### GOAL OF THE EXERCISE
Reproduce all entries precisely, down to the last character.

※

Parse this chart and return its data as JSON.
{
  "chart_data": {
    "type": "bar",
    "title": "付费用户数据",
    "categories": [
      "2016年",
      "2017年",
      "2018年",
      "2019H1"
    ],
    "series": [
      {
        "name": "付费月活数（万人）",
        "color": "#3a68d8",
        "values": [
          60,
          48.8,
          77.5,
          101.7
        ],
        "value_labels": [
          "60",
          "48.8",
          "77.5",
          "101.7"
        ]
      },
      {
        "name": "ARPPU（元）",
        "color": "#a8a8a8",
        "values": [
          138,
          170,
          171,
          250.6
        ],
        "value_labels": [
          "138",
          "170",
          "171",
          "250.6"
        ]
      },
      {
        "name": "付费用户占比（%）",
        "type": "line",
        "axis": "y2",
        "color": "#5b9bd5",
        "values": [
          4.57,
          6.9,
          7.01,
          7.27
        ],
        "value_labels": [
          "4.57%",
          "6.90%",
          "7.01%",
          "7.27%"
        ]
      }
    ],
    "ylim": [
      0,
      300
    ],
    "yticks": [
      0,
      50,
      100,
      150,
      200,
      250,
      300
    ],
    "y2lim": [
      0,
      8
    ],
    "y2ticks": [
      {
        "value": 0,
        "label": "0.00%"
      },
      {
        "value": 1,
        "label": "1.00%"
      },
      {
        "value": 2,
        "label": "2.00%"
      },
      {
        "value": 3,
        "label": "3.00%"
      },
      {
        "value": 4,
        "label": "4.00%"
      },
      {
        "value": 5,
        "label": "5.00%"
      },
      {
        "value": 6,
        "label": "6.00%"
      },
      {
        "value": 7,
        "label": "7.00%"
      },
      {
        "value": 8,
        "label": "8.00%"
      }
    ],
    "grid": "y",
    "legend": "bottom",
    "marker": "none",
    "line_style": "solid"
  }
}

※

### RESULT OF THE EXERCISE
Parse this chart and return its data as JSON.
{
  "chart_data": {
    "type": "bar",
    "title": "付费用户数据",
    "categories": [
      "2016年",
      "2017年",
      "2018年",
      "2019H1"
    ],
    "series": [
      {
        "name": "付费月活数（万人）",
        "color": "#3a68d8",
        "values": [
          60,
          48.8,
          77.5,
          101.7
        ],
        "value_labels": [
          "60",
          "48.8",
          "77.5",
          "101.7"
        ]
      },
      {
        "name": "ARPPU（元）",
        "color": "#a8a8a8",
        "values": [
          138,
          170,
          171,
          250.6
        ],
        "value_labels": [
          "138",
          "170",
          "171",
          "250.6"
        ]
      },
      {
        "name": "付费用户占比（%）",
        "type": "line",
        "axis": "y2",
        "color": "#5b9bd5",
        "values": [
          4.57,
          6.9,
          7.01,
          7.27
        ],
        "value_labels": [
          "4.57%",
          "6.90%",
          "7.01%",
          "7.27%"
        ]
      }
    ],
    "ylim": [
      0,
      300
    ],
    "yticks": [
      0,
      50,
      100,
      150,
      200,
      250,
      300
    ],
    "y2lim": [
      0,
      8
    ],
    "y2ticks": [
      {
        "value": 0,
        "label": "0.00%"
      },
      {
        "value": 1,
        "label": "1.00%"
      },
      {
        "value": 2,
        "label": "2.00%"
      },
      {
        "value": 3,
        "label": "3.00%"
      },
      {
        "value": 4,
        "label": "4.00%"
      },
      {
        "value": 5,
        "label": "5.00%"
      },
      {
        "value": 6,
        "label": "6.00%"
      },
      {
        "value": 7,
        "label": "7.00%"
      },
      {
        "value": 8,
        "label": "8.00%"
      }
    ],
    "grid": "y",
    "legend": "bottom",
    "marker": "none",
    "line_style": "solid"
  }
}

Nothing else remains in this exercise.